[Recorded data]

+++

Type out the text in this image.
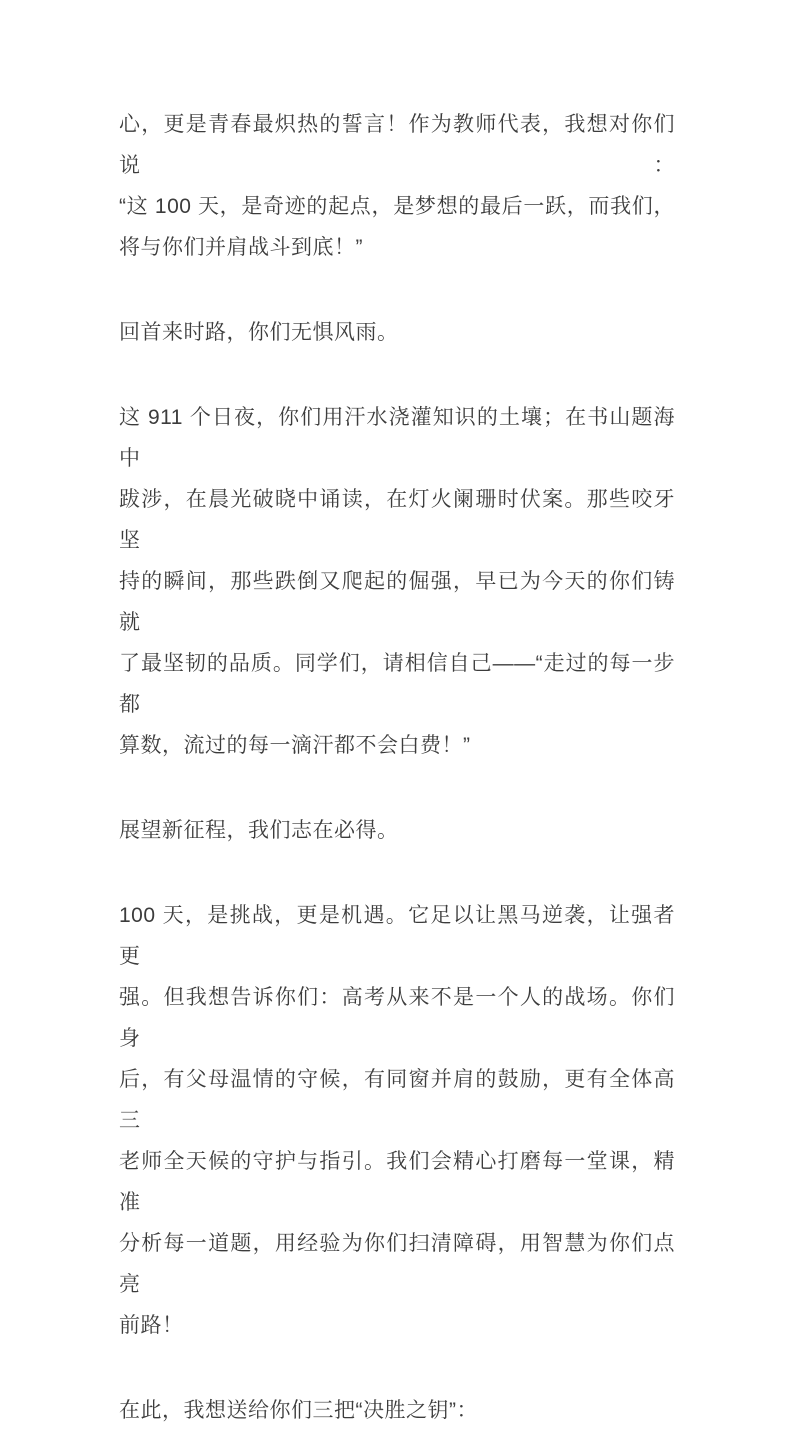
心，更是青春最炽热的誓言！作为教师代表，我想对你们说：
“这 100 天，是奇迹的起点，是梦想的最后一跃，而我们，
将与你们并肩战斗到底！”
回首来时路，你们无惧风雨。
这 911 个日夜，你们用汗水浇灌知识的土壤；在书山题海中
跋涉，在晨光破晓中诵读，在灯火阑珊时伏案。那些咬牙坚
持的瞬间，那些跌倒又爬起的倔强，早已为今天的你们铸就
了最坚韧的品质。同学们，请相信自己——“走过的每一步都
算数，流过的每一滴汗都不会白费！”
展望新征程，我们志在必得。
100 天，是挑战，更是机遇。它足以让黑马逆袭，让强者更
强。但我想告诉你们：高考从来不是一个人的战场。你们身
后，有父母温情的守候，有同窗并肩的鼓励，更有全体高三
老师全天候的守护与指引。我们会精心打磨每一堂课，精准
分析每一道题，用经验为你们扫清障碍，用智慧为你们点亮
前路！
在此，我想送给你们三把“决胜之钥”：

+++

TASK DESCRIPTION — Using the records above, output their complete text exactly, minus any images.

SOLUTION TO THIS TASK —
Type out the text in this image.
心，更是青春最炽热的誓言！作为教师代表，我想对你们说：
“这 100 天，是奇迹的起点，是梦想的最后一跃，而我们，
将与你们并肩战斗到底！”
回首来时路，你们无惧风雨。
这 911 个日夜，你们用汗水浇灌知识的土壤；在书山题海中
跋涉，在晨光破晓中诵读，在灯火阑珊时伏案。那些咬牙坚
持的瞬间，那些跌倒又爬起的倔强，早已为今天的你们铸就
了最坚韧的品质。同学们，请相信自己——“走过的每一步都
算数，流过的每一滴汗都不会白费！”
展望新征程，我们志在必得。
100 天，是挑战，更是机遇。它足以让黑马逆袭，让强者更
强。但我想告诉你们：高考从来不是一个人的战场。你们身
后，有父母温情的守候，有同窗并肩的鼓励，更有全体高三
老师全天候的守护与指引。我们会精心打磨每一堂课，精准
分析每一道题，用经验为你们扫清障碍，用智慧为你们点亮
前路！
在此，我想送给你们三把“决胜之钥”：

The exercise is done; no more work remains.